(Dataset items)

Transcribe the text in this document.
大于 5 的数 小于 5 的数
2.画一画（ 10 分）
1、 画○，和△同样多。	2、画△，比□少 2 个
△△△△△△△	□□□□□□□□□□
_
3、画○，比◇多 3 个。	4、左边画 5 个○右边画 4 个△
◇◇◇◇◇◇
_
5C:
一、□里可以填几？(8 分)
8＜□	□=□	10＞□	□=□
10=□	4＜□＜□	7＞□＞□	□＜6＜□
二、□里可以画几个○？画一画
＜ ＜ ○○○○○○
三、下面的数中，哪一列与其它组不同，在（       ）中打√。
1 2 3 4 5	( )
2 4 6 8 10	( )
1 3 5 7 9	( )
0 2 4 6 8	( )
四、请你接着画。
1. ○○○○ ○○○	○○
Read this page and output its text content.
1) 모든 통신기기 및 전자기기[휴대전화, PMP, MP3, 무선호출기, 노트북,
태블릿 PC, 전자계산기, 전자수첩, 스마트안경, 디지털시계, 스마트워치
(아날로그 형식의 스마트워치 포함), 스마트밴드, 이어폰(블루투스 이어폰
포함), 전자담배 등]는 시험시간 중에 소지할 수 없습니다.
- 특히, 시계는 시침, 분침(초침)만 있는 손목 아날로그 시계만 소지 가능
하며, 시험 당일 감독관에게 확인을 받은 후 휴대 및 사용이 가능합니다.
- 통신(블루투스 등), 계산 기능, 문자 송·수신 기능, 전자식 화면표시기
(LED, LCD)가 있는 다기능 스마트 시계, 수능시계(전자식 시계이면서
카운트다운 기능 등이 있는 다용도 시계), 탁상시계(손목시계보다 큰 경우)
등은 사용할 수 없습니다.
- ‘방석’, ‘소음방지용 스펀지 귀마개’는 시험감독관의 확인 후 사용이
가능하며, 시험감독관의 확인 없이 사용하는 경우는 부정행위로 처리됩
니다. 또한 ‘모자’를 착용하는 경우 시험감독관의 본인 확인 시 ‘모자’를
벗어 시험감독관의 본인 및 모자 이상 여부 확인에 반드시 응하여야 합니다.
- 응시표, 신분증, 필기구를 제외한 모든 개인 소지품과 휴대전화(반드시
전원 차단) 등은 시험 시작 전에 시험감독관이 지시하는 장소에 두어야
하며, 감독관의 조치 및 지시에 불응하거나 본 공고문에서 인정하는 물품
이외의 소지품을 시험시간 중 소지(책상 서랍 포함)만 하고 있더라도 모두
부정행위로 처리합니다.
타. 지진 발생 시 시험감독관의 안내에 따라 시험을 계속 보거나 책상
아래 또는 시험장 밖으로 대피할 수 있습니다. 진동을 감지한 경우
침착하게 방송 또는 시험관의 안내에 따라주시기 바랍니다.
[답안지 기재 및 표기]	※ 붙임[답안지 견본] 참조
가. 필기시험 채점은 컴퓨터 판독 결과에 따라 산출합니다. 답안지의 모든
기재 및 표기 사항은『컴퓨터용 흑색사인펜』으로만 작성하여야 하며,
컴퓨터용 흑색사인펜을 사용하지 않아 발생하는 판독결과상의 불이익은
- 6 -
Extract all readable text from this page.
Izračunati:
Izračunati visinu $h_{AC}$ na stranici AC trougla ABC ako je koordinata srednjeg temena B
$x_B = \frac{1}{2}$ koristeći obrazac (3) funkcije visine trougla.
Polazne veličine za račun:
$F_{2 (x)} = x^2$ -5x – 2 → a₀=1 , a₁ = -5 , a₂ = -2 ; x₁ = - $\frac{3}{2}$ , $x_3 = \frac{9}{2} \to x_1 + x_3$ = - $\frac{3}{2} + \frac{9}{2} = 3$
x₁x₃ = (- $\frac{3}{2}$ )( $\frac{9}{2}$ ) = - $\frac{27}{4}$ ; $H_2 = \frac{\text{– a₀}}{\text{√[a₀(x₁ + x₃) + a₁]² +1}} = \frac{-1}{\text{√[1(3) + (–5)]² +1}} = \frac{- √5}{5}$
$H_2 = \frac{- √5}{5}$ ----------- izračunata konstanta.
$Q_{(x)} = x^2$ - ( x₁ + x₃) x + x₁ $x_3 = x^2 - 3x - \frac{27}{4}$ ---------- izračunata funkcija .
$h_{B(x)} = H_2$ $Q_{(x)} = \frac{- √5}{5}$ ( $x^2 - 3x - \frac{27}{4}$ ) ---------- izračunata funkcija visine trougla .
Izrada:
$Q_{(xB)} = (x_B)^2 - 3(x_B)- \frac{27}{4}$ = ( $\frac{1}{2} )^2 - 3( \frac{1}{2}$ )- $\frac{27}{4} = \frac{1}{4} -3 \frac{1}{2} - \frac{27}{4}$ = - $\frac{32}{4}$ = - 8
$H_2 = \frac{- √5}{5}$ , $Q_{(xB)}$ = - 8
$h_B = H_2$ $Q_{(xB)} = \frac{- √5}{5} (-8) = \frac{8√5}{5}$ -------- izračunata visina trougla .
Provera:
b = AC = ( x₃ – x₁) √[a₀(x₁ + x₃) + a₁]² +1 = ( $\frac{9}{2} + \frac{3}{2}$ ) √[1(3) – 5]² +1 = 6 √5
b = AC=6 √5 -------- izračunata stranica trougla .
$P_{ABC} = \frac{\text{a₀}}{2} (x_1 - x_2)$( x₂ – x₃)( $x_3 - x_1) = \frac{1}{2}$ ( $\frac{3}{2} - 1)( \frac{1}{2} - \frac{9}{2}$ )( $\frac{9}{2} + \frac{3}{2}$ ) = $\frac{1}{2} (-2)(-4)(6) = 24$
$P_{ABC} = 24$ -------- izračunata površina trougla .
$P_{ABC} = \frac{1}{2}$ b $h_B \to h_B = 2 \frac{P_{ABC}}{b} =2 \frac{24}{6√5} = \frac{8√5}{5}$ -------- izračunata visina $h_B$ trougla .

#### What needs to be done
Copy all of the data exactly.

#### Written answer
Transcribe the text in this document.
大于 5 的数 小于 5 的数
2.画一画（ 10 分）
1、 画○，和△同样多。	2、画△，比□少 2 个
△△△△△△△	□□□□□□□□□□
_
3、画○，比◇多 3 个。	4、左边画 5 个○右边画 4 个△
◇◇◇◇◇◇
_
5C:
一、□里可以填几？(8 分)
8＜□	□=□	10＞□	□=□
10=□	4＜□＜□	7＞□＞□	□＜6＜□
二、□里可以画几个○？画一画
＜ ＜ ○○○○○○
三、下面的数中，哪一列与其它组不同，在（       ）中打√。
1 2 3 4 5	( )
2 4 6 8 10	( )
1 3 5 7 9	( )
0 2 4 6 8	( )
四、请你接着画。
1. ○○○○ ○○○	○○
Read this page and output its text content.
1) 모든 통신기기 및 전자기기[휴대전화, PMP, MP3, 무선호출기, 노트북,
태블릿 PC, 전자계산기, 전자수첩, 스마트안경, 디지털시계, 스마트워치
(아날로그 형식의 스마트워치 포함), 스마트밴드, 이어폰(블루투스 이어폰
포함), 전자담배 등]는 시험시간 중에 소지할 수 없습니다.
- 특히, 시계는 시침, 분침(초침)만 있는 손목 아날로그 시계만 소지 가능
하며, 시험 당일 감독관에게 확인을 받은 후 휴대 및 사용이 가능합니다.
- 통신(블루투스 등), 계산 기능, 문자 송·수신 기능, 전자식 화면표시기
(LED, LCD)가 있는 다기능 스마트 시계, 수능시계(전자식 시계이면서
카운트다운 기능 등이 있는 다용도 시계), 탁상시계(손목시계보다 큰 경우)
등은 사용할 수 없습니다.
- ‘방석’, ‘소음방지용 스펀지 귀마개’는 시험감독관의 확인 후 사용이
가능하며, 시험감독관의 확인 없이 사용하는 경우는 부정행위로 처리됩
니다. 또한 ‘모자’를 착용하는 경우 시험감독관의 본인 확인 시 ‘모자’를
벗어 시험감독관의 본인 및 모자 이상 여부 확인에 반드시 응하여야 합니다.
- 응시표, 신분증, 필기구를 제외한 모든 개인 소지품과 휴대전화(반드시
전원 차단) 등은 시험 시작 전에 시험감독관이 지시하는 장소에 두어야
하며, 감독관의 조치 및 지시에 불응하거나 본 공고문에서 인정하는 물품
이외의 소지품을 시험시간 중 소지(책상 서랍 포함)만 하고 있더라도 모두
부정행위로 처리합니다.
타. 지진 발생 시 시험감독관의 안내에 따라 시험을 계속 보거나 책상
아래 또는 시험장 밖으로 대피할 수 있습니다. 진동을 감지한 경우
침착하게 방송 또는 시험관의 안내에 따라주시기 바랍니다.
[답안지 기재 및 표기]	※ 붙임[답안지 견본] 참조
가. 필기시험 채점은 컴퓨터 판독 결과에 따라 산출합니다. 답안지의 모든
기재 및 표기 사항은『컴퓨터용 흑색사인펜』으로만 작성하여야 하며,
컴퓨터용 흑색사인펜을 사용하지 않아 발생하는 판독결과상의 불이익은
- 6 -
Extract all readable text from this page.
Izračunati:
Izračunati visinu $h_{AC}$ na stranici AC trougla ABC ako je koordinata srednjeg temena B
$x_B = \frac{1}{2}$ koristeći obrazac (3) funkcije visine trougla.
Polazne veličine za račun:
$F_{2 (x)} = x^2$ -5x – 2 → a₀=1 , a₁ = -5 , a₂ = -2 ; x₁ = - $\frac{3}{2}$ , $x_3 = \frac{9}{2} \to x_1 + x_3$ = - $\frac{3}{2} + \frac{9}{2} = 3$
x₁x₃ = (- $\frac{3}{2}$ )( $\frac{9}{2}$ ) = - $\frac{27}{4}$ ; $H_2 = \frac{\text{– a₀}}{\text{√[a₀(x₁ + x₃) + a₁]² +1}} = \frac{-1}{\text{√[1(3) + (–5)]² +1}} = \frac{- √5}{5}$
$H_2 = \frac{- √5}{5}$ ----------- izračunata konstanta.
$Q_{(x)} = x^2$ - ( x₁ + x₃) x + x₁ $x_3 = x^2 - 3x - \frac{27}{4}$ ---------- izračunata funkcija .
$h_{B(x)} = H_2$ $Q_{(x)} = \frac{- √5}{5}$ ( $x^2 - 3x - \frac{27}{4}$ ) ---------- izračunata funkcija visine trougla .
Izrada:
$Q_{(xB)} = (x_B)^2 - 3(x_B)- \frac{27}{4}$ = ( $\frac{1}{2} )^2 - 3( \frac{1}{2}$ )- $\frac{27}{4} = \frac{1}{4} -3 \frac{1}{2} - \frac{27}{4}$ = - $\frac{32}{4}$ = - 8
$H_2 = \frac{- √5}{5}$ , $Q_{(xB)}$ = - 8
$h_B = H_2$ $Q_{(xB)} = \frac{- √5}{5} (-8) = \frac{8√5}{5}$ -------- izračunata visina trougla .
Provera:
b = AC = ( x₃ – x₁) √[a₀(x₁ + x₃) + a₁]² +1 = ( $\frac{9}{2} + \frac{3}{2}$ ) √[1(3) – 5]² +1 = 6 √5
b = AC=6 √5 -------- izračunata stranica trougla .
$P_{ABC} = \frac{\text{a₀}}{2} (x_1 - x_2)$( x₂ – x₃)( $x_3 - x_1) = \frac{1}{2}$ ( $\frac{3}{2} - 1)( \frac{1}{2} - \frac{9}{2}$ )( $\frac{9}{2} + \frac{3}{2}$ ) = $\frac{1}{2} (-2)(-4)(6) = 24$
$P_{ABC} = 24$ -------- izračunata površina trougla .
$P_{ABC} = \frac{1}{2}$ b $h_B \to h_B = 2 \frac{P_{ABC}}{b} =2 \frac{24}{6√5} = \frac{8√5}{5}$ -------- izračunata visina $h_B$ trougla .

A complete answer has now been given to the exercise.